→ **Actions to take**
• a. Rewrite the paragraph of the email about drop_caches that begins "BTW, you don't need to" as a shorter version that keeps its main facts.
• b. Reproduce the stretch of the email about drop_caches from "What kernel did" through "significant.", with no changes.
• c. Write what comes next in the email about drop_caches, starting after its last sentence.

→ **Text provided**
==*==
What kernel did you see this on? Was there significant swap traffic
(si/so in vmstat output) during the high-system-time period?

BTW, you don't need to nor do you want to run sync(1) when
manipulating drop_caches, it just causes additional noise and
slowdown. drop_caches doesn't have any impact on correctness; it won't
cause data loss (by dropping a dirty page or whatever). I've had sync
calls take 10 minutes to complete, so the unnecessary impact can be
significant.

-andy

On Sat, Dec 8, 2012 at 4:09 PM, Robert Dyer <rd...@iastate.edu> wrote:
> Has anyone experienced a TaskTracker/DataNode behaving like the attached
> image?
>
> This was during a MR job (which runs often).  Note the extremely high System
> CPU time.  Upon investigating I saw that out of 64GB ram the system had
> allocated almost 45GB to cache!
>
> I did a sudo sh -c "sync ; echo 3 > /proc/sys/vm/drop_cache ; sync" which is
> roughly where the graph goes back to normal (much lower System, much higher
> User).
==*==
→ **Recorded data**
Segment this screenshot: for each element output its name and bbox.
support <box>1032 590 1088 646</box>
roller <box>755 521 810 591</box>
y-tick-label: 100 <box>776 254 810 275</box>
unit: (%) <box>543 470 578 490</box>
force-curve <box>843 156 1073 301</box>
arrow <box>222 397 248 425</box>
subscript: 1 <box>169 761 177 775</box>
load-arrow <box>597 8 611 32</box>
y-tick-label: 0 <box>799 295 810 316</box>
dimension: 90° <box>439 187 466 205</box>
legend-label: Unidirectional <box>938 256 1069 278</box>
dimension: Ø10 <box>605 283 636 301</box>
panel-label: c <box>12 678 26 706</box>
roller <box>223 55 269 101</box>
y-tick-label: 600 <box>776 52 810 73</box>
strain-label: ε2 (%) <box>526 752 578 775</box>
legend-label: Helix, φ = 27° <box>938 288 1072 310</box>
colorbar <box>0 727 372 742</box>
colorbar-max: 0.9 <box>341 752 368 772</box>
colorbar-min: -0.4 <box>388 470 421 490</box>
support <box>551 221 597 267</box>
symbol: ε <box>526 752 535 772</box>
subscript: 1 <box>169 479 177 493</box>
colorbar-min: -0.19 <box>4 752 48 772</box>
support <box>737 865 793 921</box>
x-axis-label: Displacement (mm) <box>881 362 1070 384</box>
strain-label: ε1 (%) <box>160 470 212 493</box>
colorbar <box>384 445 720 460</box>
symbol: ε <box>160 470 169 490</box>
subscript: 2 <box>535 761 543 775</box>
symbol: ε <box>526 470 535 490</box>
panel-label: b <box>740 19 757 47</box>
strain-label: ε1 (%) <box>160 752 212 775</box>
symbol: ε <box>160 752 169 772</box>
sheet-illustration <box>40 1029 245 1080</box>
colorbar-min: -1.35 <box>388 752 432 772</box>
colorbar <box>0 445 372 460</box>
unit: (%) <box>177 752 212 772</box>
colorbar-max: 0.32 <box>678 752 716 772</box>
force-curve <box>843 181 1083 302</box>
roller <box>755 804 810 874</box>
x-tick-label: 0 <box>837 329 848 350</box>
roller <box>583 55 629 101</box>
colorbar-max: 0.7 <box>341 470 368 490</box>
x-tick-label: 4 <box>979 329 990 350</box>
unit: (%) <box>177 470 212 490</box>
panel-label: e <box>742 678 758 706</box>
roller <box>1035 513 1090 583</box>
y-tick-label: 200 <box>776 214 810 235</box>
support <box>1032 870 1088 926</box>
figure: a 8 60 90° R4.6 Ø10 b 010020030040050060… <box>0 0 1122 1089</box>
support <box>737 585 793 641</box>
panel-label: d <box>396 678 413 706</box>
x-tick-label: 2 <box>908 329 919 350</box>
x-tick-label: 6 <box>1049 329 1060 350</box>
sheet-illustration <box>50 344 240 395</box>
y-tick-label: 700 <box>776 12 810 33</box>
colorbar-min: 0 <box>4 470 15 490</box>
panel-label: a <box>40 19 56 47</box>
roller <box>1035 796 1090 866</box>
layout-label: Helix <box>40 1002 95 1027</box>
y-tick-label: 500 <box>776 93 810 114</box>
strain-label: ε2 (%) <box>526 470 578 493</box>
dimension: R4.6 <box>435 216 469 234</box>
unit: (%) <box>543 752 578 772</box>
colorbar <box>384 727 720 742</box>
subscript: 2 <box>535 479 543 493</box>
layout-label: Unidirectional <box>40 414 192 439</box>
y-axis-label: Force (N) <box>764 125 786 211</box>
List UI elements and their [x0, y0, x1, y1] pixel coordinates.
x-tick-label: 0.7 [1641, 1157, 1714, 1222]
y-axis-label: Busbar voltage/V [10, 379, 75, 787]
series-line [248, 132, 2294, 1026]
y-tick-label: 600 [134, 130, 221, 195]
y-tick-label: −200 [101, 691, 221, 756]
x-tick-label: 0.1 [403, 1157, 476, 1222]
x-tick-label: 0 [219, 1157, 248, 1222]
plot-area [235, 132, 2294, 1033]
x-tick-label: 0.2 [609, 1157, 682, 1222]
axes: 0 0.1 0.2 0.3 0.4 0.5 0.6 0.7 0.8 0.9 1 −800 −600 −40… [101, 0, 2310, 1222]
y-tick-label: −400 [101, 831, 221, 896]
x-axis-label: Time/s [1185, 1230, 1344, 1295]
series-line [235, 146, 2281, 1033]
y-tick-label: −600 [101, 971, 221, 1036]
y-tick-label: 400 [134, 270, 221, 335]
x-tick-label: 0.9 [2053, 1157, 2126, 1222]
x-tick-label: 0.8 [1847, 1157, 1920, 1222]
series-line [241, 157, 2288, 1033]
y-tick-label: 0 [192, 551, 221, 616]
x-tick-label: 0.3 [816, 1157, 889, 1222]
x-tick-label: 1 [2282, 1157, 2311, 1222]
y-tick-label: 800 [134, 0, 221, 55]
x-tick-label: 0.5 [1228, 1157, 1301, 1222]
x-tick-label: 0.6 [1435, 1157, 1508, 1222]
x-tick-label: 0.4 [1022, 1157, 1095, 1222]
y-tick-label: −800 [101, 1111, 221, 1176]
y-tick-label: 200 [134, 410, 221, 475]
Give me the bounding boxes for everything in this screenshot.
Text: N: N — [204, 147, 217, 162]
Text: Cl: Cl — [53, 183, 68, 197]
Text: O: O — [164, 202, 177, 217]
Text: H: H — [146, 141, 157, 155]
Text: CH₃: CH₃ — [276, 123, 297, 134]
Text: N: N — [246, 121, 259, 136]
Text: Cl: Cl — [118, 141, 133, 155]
==*==
→ **Task answers**
• a. Running sync(1) while manipulating drop_caches is neither needed nor wanted, because it only adds noise and slowdown. drop_caches has no effect on correctness and won't cause data loss, for example by dropping a dirty page. The writer has seen sync calls take 10 minutes to finish, so this needless cost can be significant.

• b.
What kernel did you see this on? Was there significant swap traffic
(si/so in vmstat output) during the high-system-time period?

BTW, you don't need to nor do you want to run sync(1) when
manipulating drop_caches, it just causes additional noise and
slowdown. drop_caches doesn't have any impact on correctness; it won't
cause data loss (by dropping a dirty page or whatever). I've had sync
calls take 10 minutes to complete, so the unnecessary impact can be
significant.

• c.
>
> This has happened a few times.
>
> I have tried playing with the sysctl vm.swappiness value (default of 60) by
> setting it to 30 (which it was at when the graph was collected) and now to
> 10.  I am not sure that helps.
>
> Any ideas?  Anyone else run into this before?
>
> 24 cores
> 64GB ram
> 4x2TB sata3 hdd
>
> Running Hadoop 1.0.4, with a DataNode (2gb heap), TaskTracker (2gb heap) on
> this machine.
>
> 24 map slots (1gb heap each), no reducers.
>
> Also running HBase 0.94.2 with a RS (8gb ram) on this machine.